**YOUR TASK:**
Write out every entry word for word.
· · · ·
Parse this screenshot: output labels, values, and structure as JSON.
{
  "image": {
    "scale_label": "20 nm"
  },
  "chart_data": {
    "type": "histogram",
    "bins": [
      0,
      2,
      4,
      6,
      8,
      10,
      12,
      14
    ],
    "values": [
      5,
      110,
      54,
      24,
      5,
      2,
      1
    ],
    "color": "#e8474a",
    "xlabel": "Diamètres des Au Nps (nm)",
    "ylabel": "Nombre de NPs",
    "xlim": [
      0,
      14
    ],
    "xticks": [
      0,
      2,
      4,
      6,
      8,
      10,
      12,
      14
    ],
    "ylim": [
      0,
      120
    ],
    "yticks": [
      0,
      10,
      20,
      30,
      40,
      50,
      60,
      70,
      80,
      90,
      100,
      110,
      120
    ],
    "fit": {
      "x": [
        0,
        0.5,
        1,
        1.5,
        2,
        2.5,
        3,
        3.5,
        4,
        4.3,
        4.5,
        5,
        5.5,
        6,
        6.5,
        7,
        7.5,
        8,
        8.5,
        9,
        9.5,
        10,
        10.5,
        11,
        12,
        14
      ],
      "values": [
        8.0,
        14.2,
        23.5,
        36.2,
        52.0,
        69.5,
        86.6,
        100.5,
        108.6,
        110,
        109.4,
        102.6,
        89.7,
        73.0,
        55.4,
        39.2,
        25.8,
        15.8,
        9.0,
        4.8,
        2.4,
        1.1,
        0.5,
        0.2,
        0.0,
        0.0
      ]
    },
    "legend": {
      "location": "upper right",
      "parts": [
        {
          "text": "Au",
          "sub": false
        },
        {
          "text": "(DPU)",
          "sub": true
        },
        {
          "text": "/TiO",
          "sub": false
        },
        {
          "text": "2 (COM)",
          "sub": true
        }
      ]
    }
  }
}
· · · ·
**SOLVED PROBLEM:**
Parse this screenshot: output labels, values, and structure as JSON.
{
  "image": {
    "scale_label": "20 nm"
  },
  "chart_data": {
    "type": "histogram",
    "bins": [
      0,
      2,
      4,
      6,
      8,
      10,
      12,
      14
    ],
    "values": [
      5,
      110,
      54,
      24,
      5,
      2,
      1
    ],
    "color": "#e8474a",
    "xlabel": "Diamètres des Au Nps (nm)",
    "ylabel": "Nombre de NPs",
    "xlim": [
      0,
      14
    ],
    "xticks": [
      0,
      2,
      4,
      6,
      8,
      10,
      12,
      14
    ],
    "ylim": [
      0,
      120
    ],
    "yticks": [
      0,
      10,
      20,
      30,
      40,
      50,
      60,
      70,
      80,
      90,
      100,
      110,
      120
    ],
    "fit": {
      "x": [
        0,
        0.5,
        1,
        1.5,
        2,
        2.5,
        3,
        3.5,
        4,
        4.3,
        4.5,
        5,
        5.5,
        6,
        6.5,
        7,
        7.5,
        8,
        8.5,
        9,
        9.5,
        10,
        10.5,
        11,
        12,
        14
      ],
      "values": [
        8.0,
        14.2,
        23.5,
        36.2,
        52.0,
        69.5,
        86.6,
        100.5,
        108.6,
        110,
        109.4,
        102.6,
        89.7,
        73.0,
        55.4,
        39.2,
        25.8,
        15.8,
        9.0,
        4.8,
        2.4,
        1.1,
        0.5,
        0.2,
        0.0,
        0.0
      ]
    },
    "legend": {
      "location": "upper right",
      "parts": [
        {
          "text": "Au",
          "sub": false
        },
        {
          "text": "(DPU)",
          "sub": true
        },
        {
          "text": "/TiO",
          "sub": false
        },
        {
          "text": "2 (COM)",
          "sub": true
        }
      ]
    }
  }
}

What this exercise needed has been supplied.